- **Dataset records**:
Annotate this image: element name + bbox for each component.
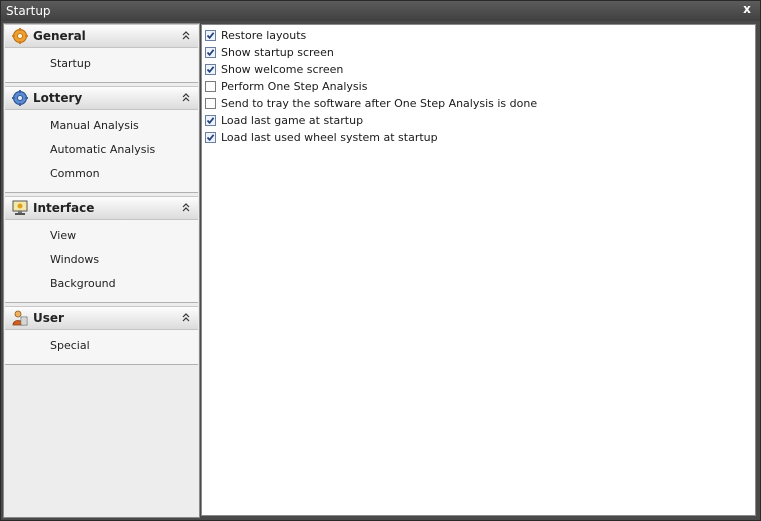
group-interface-title: Interface: [33, 201, 95, 215]
checkbox[interactable]: [205, 64, 216, 75]
group-general: General Startup: [5, 24, 198, 83]
collapse-chevron-icon[interactable]: [180, 28, 192, 42]
group-user-header[interactable]: User: [5, 306, 198, 330]
close-button[interactable]: x: [740, 2, 754, 18]
gear-icon: [12, 28, 28, 44]
option-label: Load last used wheel system at startup: [221, 131, 438, 144]
checkbox[interactable]: [205, 30, 216, 41]
checkbox[interactable]: [205, 98, 216, 109]
checkmark-icon: [206, 117, 215, 125]
group-interface: Interface View Windows Background: [5, 196, 198, 303]
collapse-chevron-icon[interactable]: [180, 200, 192, 214]
window-title: Startup: [6, 4, 51, 18]
option-label: Perform One Step Analysis: [221, 80, 368, 93]
sidebar-item-startup[interactable]: Startup: [50, 57, 91, 70]
sidebar-item-windows[interactable]: Windows: [50, 253, 99, 266]
startup-options-panel: Restore layouts Show startup screen Show…: [201, 24, 756, 516]
option-label: Restore layouts: [221, 29, 307, 42]
option-label: Show welcome screen: [221, 63, 344, 76]
option-label: Show startup screen: [221, 46, 334, 59]
sidebar-item-background[interactable]: Background: [50, 277, 116, 290]
checkbox[interactable]: [205, 47, 216, 58]
sidebar-item-manual-analysis[interactable]: Manual Analysis: [50, 119, 139, 132]
startup-window: Startup x General Startup Lottery Manual…: [0, 0, 761, 521]
collapse-chevron-icon[interactable]: [180, 310, 192, 324]
group-general-title: General: [33, 29, 86, 43]
group-general-header[interactable]: General: [5, 24, 198, 48]
checkmark-icon: [206, 32, 215, 40]
checkmark-icon: [206, 66, 215, 74]
checkmark-icon: [206, 49, 215, 57]
group-lottery: Lottery Manual Analysis Automatic Analys…: [5, 86, 198, 193]
checkbox[interactable]: [205, 115, 216, 126]
options-sidebar: General Startup Lottery Manual Analysis …: [3, 23, 200, 518]
sidebar-item-automatic-analysis[interactable]: Automatic Analysis: [50, 143, 155, 156]
checkbox[interactable]: [205, 132, 216, 143]
title-bar[interactable]: Startup x: [1, 1, 760, 21]
checkbox[interactable]: [205, 81, 216, 92]
settings-globe-icon: [12, 90, 28, 106]
group-lottery-header[interactable]: Lottery: [5, 86, 198, 110]
checkmark-icon: [206, 134, 215, 142]
collapse-chevron-icon[interactable]: [180, 90, 192, 104]
group-lottery-title: Lottery: [33, 91, 83, 105]
sidebar-item-common[interactable]: Common: [50, 167, 100, 180]
sidebar-item-view[interactable]: View: [50, 229, 76, 242]
option-label: Load last game at startup: [221, 114, 364, 127]
user-icon: [12, 310, 28, 326]
group-interface-header[interactable]: Interface: [5, 196, 198, 220]
monitor-icon: [12, 200, 28, 215]
option-label: Send to tray the software after One Step…: [221, 97, 538, 110]
sidebar-item-special[interactable]: Special: [50, 339, 90, 352]
group-user: User Special: [5, 306, 198, 365]
group-user-title: User: [33, 311, 64, 325]
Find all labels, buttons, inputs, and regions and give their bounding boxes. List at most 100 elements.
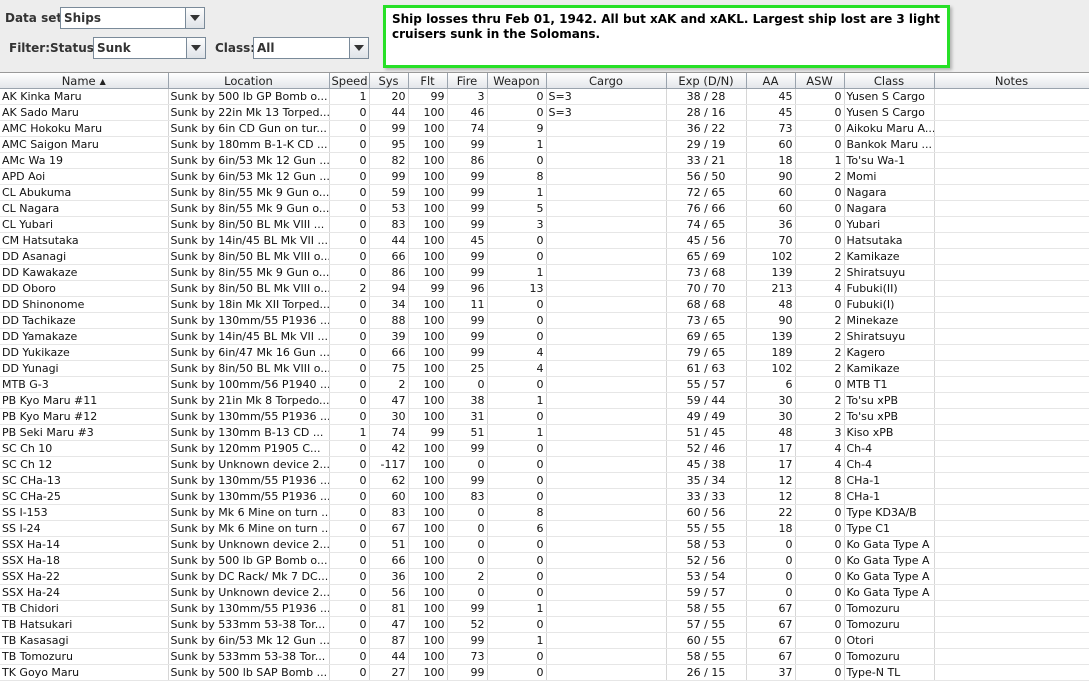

- **Work required**:
Rename "checkmark-icon" to "tick-icon" everywhere it appears in the material and give all of the material again with nothing else changed. Leave the pictures out.

- **Task output**:
Annotate this image: element name + bbox for each component.
group-interface-title: Interface: [33, 201, 95, 215]
checkbox[interactable]: [205, 64, 216, 75]
group-general: General Startup: [5, 24, 198, 83]
collapse-chevron-icon[interactable]: [180, 28, 192, 42]
group-user-header[interactable]: User: [5, 306, 198, 330]
close-button[interactable]: x: [740, 2, 754, 18]
gear-icon: [12, 28, 28, 44]
option-label: Load last used wheel system at startup: [221, 131, 438, 144]
checkbox[interactable]: [205, 30, 216, 41]
checkbox[interactable]: [205, 98, 216, 109]
tick-icon: [206, 117, 215, 125]
group-interface: Interface View Windows Background: [5, 196, 198, 303]
collapse-chevron-icon[interactable]: [180, 200, 192, 214]
window-title: Startup: [6, 4, 51, 18]
option-label: Perform One Step Analysis: [221, 80, 368, 93]
sidebar-item-startup[interactable]: Startup: [50, 57, 91, 70]
sidebar-item-windows[interactable]: Windows: [50, 253, 99, 266]
startup-options-panel: Restore layouts Show startup screen Show…: [201, 24, 756, 516]
option-label: Restore layouts: [221, 29, 307, 42]
option-label: Show welcome screen: [221, 63, 344, 76]
option-label: Show startup screen: [221, 46, 334, 59]
sidebar-item-background[interactable]: Background: [50, 277, 116, 290]
checkbox[interactable]: [205, 47, 216, 58]
sidebar-item-manual-analysis[interactable]: Manual Analysis: [50, 119, 139, 132]
startup-window: Startup x General Startup Lottery Manual…: [0, 0, 761, 521]
collapse-chevron-icon[interactable]: [180, 310, 192, 324]
group-general-title: General: [33, 29, 86, 43]
group-general-header[interactable]: General: [5, 24, 198, 48]
tick-icon: [206, 32, 215, 40]
tick-icon: [206, 66, 215, 74]
tick-icon: [206, 49, 215, 57]
group-lottery: Lottery Manual Analysis Automatic Analys…: [5, 86, 198, 193]
checkbox[interactable]: [205, 115, 216, 126]
options-sidebar: General Startup Lottery Manual Analysis …: [3, 23, 200, 518]
sidebar-item-automatic-analysis[interactable]: Automatic Analysis: [50, 143, 155, 156]
checkbox[interactable]: [205, 132, 216, 143]
title-bar[interactable]: Startup x: [1, 1, 760, 21]
checkbox[interactable]: [205, 81, 216, 92]
settings-globe-icon: [12, 90, 28, 106]
group-lottery-header[interactable]: Lottery: [5, 86, 198, 110]
tick-icon: [206, 134, 215, 142]
collapse-chevron-icon[interactable]: [180, 90, 192, 104]
group-lottery-title: Lottery: [33, 91, 83, 105]
sidebar-item-common[interactable]: Common: [50, 167, 100, 180]
sidebar-item-view[interactable]: View: [50, 229, 76, 242]
option-label: Load last game at startup: [221, 114, 364, 127]
user-icon: [12, 310, 28, 326]
group-interface-header[interactable]: Interface: [5, 196, 198, 220]
monitor-icon: [12, 200, 28, 215]
option-label: Send to tray the software after One Step…: [221, 97, 538, 110]
sidebar-item-special[interactable]: Special: [50, 339, 90, 352]
group-user: User Special: [5, 306, 198, 365]
group-user-title: User: [33, 311, 64, 325]
Find all labels, buttons, inputs, and regions and give their bounding boxes. List at most 100 elements.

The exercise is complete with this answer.